Every line that includes the word "муници" is to be listed.

Records provided:
§
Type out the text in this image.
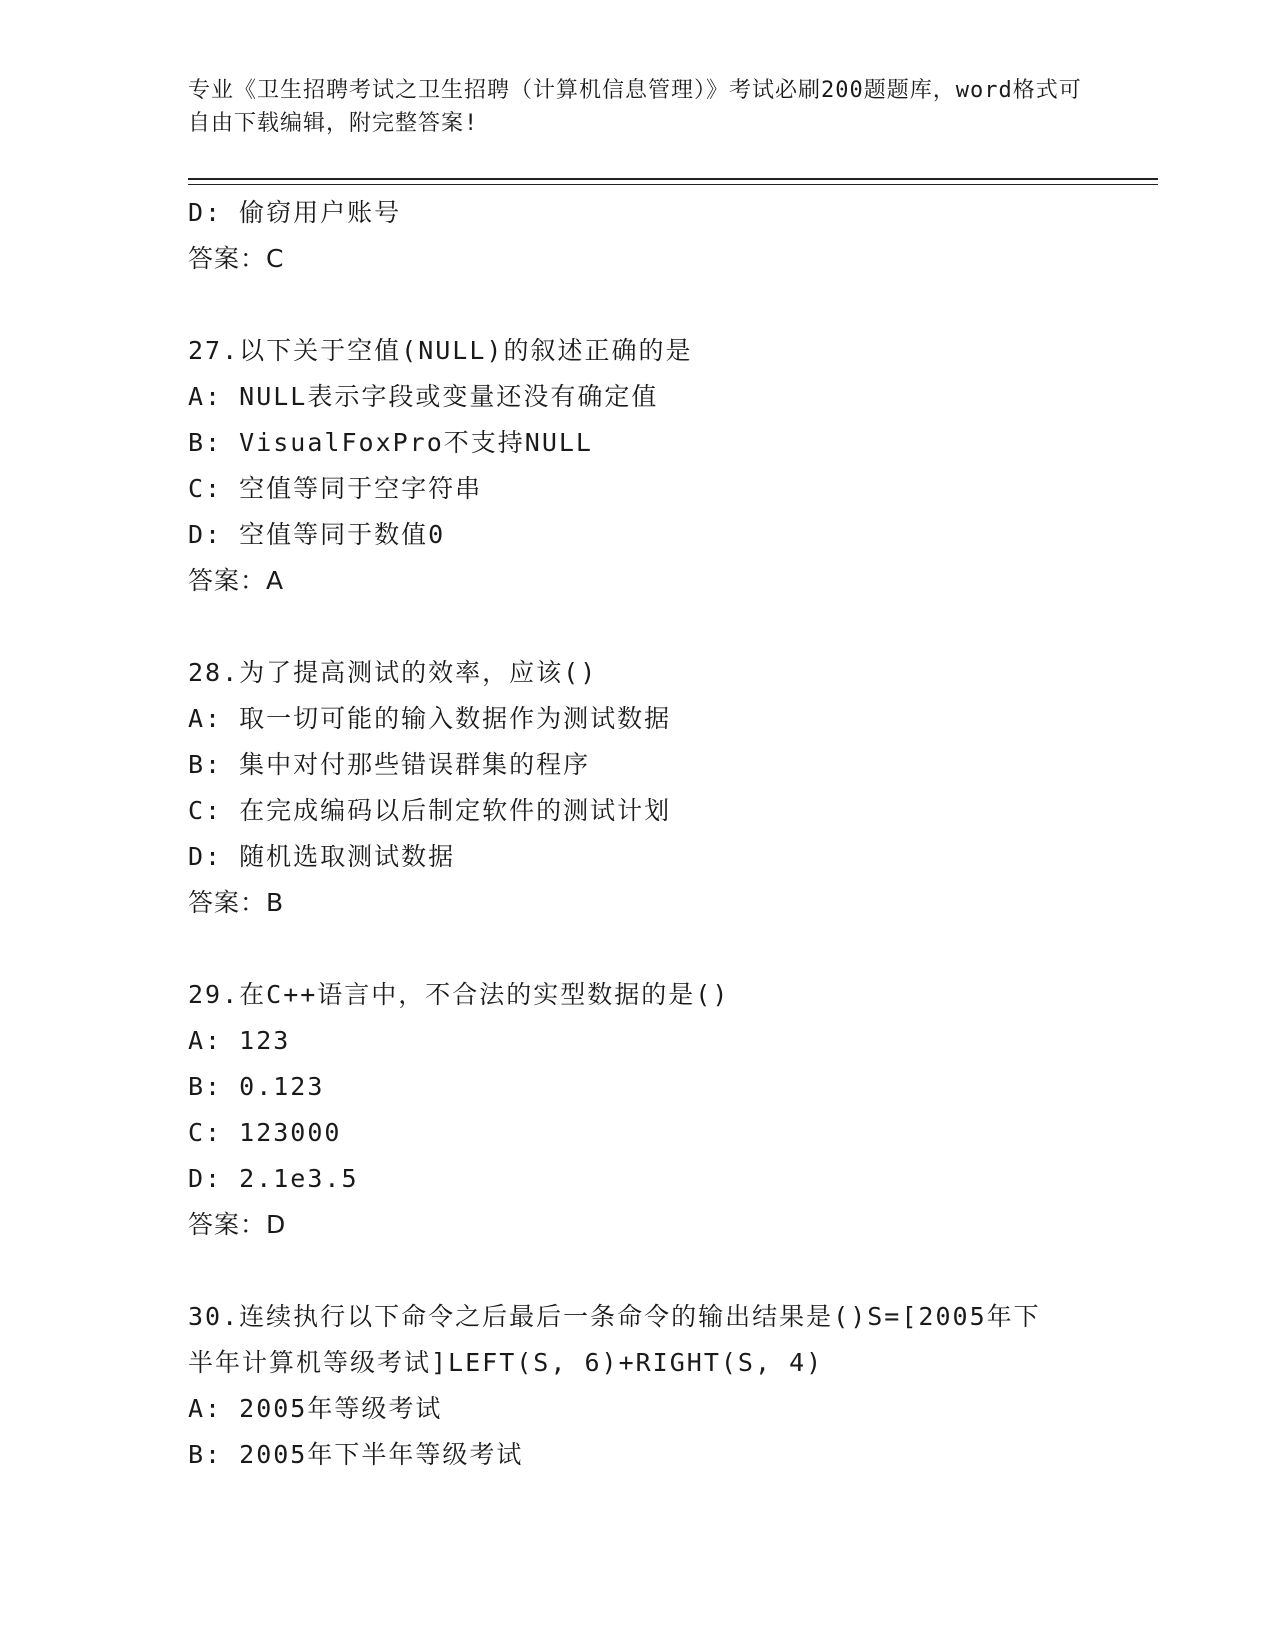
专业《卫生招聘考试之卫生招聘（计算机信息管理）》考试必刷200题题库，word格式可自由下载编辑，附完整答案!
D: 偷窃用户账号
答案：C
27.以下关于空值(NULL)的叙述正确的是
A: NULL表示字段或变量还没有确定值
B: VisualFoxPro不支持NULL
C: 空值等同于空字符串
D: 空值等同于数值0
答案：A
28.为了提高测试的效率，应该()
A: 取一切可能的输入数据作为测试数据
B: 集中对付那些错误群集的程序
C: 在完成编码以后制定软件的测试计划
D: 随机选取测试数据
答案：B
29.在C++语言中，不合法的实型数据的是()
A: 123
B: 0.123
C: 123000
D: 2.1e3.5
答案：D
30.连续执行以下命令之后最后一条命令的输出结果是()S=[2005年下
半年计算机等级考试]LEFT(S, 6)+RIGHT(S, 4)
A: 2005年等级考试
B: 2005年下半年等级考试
§
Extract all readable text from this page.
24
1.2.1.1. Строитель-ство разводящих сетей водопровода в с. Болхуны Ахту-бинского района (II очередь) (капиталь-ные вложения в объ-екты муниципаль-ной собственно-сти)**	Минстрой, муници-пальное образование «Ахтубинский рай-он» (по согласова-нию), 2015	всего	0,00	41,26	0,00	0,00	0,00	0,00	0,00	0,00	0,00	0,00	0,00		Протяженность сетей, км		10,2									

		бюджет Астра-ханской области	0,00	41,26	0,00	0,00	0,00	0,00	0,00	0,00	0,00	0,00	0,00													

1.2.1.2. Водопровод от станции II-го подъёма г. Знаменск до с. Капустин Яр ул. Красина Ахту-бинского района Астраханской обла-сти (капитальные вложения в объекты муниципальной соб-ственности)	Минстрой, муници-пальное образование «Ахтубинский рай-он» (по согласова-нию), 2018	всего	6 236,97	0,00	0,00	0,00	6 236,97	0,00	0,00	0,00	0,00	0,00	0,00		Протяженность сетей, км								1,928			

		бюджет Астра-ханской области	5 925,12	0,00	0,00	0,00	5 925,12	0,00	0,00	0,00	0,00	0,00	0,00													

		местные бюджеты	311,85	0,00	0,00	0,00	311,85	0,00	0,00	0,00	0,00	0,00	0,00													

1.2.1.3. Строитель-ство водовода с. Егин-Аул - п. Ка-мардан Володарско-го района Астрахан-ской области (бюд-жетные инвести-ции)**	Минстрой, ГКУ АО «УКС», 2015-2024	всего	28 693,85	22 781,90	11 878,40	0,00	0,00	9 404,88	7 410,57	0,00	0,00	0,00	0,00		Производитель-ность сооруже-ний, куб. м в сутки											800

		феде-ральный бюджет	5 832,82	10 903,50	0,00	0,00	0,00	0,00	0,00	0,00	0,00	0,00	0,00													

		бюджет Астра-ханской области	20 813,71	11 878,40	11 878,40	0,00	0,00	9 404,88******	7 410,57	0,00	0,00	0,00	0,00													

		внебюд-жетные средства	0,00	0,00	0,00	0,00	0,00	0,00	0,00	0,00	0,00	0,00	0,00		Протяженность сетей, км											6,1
§
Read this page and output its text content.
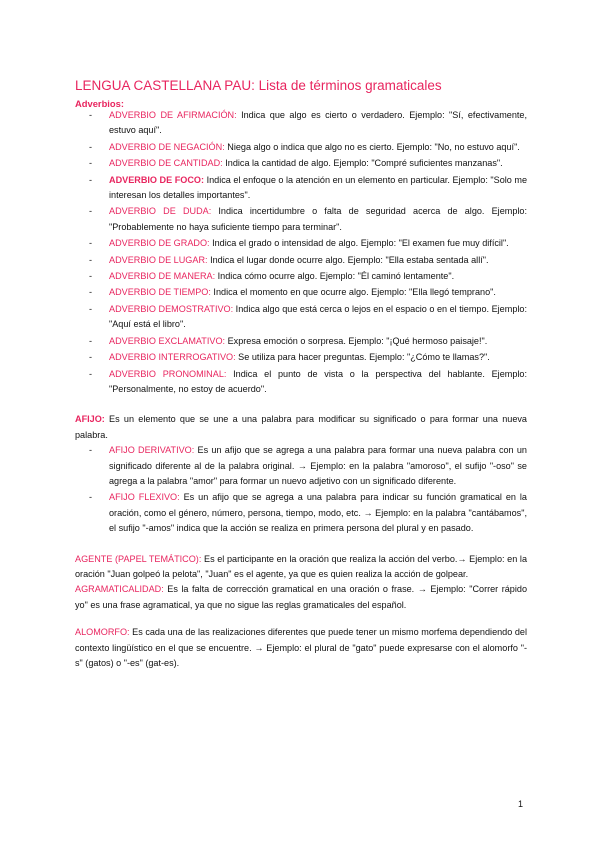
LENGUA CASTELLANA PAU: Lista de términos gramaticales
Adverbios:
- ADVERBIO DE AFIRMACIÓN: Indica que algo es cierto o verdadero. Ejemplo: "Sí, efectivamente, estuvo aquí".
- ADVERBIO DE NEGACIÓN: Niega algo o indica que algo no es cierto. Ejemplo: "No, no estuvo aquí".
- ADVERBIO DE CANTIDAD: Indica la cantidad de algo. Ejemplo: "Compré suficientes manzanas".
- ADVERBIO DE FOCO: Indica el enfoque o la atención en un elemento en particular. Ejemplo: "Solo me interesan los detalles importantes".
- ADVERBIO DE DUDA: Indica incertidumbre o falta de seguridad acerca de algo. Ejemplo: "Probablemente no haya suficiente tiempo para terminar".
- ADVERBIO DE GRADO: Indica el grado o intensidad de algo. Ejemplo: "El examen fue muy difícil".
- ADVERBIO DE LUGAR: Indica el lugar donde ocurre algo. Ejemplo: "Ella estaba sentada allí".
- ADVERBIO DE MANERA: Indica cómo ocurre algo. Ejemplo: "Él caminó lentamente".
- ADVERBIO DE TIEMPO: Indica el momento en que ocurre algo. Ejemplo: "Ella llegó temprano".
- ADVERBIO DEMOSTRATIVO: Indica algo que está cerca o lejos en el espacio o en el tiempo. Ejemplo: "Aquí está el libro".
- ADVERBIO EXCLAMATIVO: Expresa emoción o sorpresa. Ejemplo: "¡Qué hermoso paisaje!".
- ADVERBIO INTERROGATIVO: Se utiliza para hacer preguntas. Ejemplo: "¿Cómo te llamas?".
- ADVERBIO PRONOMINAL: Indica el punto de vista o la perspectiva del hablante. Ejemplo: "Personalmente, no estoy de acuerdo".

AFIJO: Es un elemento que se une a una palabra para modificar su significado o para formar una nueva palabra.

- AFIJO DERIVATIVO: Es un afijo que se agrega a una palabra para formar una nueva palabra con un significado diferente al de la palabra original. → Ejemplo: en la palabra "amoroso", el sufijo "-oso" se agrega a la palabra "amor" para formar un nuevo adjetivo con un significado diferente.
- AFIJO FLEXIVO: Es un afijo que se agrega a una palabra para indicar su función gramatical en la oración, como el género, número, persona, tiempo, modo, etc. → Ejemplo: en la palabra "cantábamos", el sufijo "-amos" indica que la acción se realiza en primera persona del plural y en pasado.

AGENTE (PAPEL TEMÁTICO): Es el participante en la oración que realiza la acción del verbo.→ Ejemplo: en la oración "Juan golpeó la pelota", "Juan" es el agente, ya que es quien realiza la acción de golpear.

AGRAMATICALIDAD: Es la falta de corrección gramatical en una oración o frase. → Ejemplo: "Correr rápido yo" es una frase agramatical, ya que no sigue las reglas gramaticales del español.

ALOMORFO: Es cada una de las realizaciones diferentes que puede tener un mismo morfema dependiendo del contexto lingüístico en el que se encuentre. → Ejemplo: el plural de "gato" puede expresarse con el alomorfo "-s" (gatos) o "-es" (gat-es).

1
§
Result:
1.2.1.1. Строитель-ство разводящих сетей водопровода в с. Болхуны Ахту-бинского района (II очередь) (капиталь-ные вложения в объ-екты муниципаль-ной собственно-сти)**	Минстрой, муници-пальное образование «Ахтубинский рай-он» (по согласова-нию), 2015	всего	0,00	41,26	0,00	0,00	0,00	0,00	0,00	0,00	0,00	0,00	0,00		Протяженность сетей, км		10,2									
1.2.1.2. Водопровод от станции II-го подъёма г. Знаменск до с. Капустин Яр ул. Красина Ахту-бинского района Астраханской обла-сти (капитальные вложения в объекты муниципальной соб-ственности)	Минстрой, муници-пальное образование «Ахтубинский рай-он» (по согласова-нию), 2018	всего	6 236,97	0,00	0,00	0,00	6 236,97	0,00	0,00	0,00	0,00	0,00	0,00		Протяженность сетей, км								1,928			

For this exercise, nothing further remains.